--- Task data Enclosed Below ---

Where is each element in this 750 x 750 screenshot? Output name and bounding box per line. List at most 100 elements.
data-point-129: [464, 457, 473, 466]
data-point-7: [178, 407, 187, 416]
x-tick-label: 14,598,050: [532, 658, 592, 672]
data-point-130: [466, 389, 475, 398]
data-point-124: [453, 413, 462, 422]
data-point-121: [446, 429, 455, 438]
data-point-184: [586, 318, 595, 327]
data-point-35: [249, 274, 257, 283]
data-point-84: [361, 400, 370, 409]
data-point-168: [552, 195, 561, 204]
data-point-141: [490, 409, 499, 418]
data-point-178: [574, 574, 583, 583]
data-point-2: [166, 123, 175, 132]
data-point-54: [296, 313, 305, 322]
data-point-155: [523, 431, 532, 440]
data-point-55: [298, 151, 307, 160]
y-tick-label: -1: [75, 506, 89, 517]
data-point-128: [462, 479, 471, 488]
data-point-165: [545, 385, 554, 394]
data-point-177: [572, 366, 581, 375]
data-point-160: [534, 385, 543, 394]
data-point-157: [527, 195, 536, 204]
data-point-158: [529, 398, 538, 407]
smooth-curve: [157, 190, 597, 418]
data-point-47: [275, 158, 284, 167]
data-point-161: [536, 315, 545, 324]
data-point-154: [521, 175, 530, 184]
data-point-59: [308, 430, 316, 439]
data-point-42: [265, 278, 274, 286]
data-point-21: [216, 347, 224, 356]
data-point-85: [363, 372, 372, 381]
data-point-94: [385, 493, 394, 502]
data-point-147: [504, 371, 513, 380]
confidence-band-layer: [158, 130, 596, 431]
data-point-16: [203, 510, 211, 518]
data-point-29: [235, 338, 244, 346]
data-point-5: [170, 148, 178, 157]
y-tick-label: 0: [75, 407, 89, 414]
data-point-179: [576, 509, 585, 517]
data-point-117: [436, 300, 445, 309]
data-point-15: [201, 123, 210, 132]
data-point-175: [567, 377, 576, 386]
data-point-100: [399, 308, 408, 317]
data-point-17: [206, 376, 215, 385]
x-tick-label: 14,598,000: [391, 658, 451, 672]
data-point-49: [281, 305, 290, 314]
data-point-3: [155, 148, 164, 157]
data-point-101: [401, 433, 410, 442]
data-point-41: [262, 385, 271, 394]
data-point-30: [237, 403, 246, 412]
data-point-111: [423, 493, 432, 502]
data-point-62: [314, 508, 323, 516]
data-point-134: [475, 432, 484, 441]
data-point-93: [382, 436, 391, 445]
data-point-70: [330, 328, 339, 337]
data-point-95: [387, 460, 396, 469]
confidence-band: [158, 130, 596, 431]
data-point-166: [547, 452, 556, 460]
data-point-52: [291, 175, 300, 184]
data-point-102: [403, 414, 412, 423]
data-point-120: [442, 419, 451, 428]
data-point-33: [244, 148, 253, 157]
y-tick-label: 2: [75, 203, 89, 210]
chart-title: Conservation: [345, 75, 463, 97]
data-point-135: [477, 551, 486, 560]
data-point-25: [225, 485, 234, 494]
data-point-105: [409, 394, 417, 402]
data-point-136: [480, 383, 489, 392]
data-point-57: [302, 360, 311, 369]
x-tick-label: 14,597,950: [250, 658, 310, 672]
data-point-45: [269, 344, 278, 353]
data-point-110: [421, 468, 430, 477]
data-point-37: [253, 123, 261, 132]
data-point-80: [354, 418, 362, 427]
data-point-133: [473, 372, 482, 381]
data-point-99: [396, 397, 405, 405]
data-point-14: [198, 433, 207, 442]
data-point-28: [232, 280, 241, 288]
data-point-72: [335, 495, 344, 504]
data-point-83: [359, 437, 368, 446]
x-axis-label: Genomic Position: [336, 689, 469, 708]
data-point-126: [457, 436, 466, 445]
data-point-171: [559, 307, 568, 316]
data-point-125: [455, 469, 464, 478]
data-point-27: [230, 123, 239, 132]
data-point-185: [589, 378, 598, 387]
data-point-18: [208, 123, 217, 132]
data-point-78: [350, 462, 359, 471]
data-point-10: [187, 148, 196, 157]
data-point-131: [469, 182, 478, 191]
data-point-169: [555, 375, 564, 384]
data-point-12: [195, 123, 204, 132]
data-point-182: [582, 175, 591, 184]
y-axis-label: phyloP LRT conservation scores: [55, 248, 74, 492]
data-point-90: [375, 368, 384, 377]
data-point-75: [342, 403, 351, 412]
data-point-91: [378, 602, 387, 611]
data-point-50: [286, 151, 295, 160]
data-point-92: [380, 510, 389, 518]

--- End of Enclosed Task data ---

What is required >> Could you tally the lines in the data that contain the string "band" and answer with the number alone?

Exercise response >> 2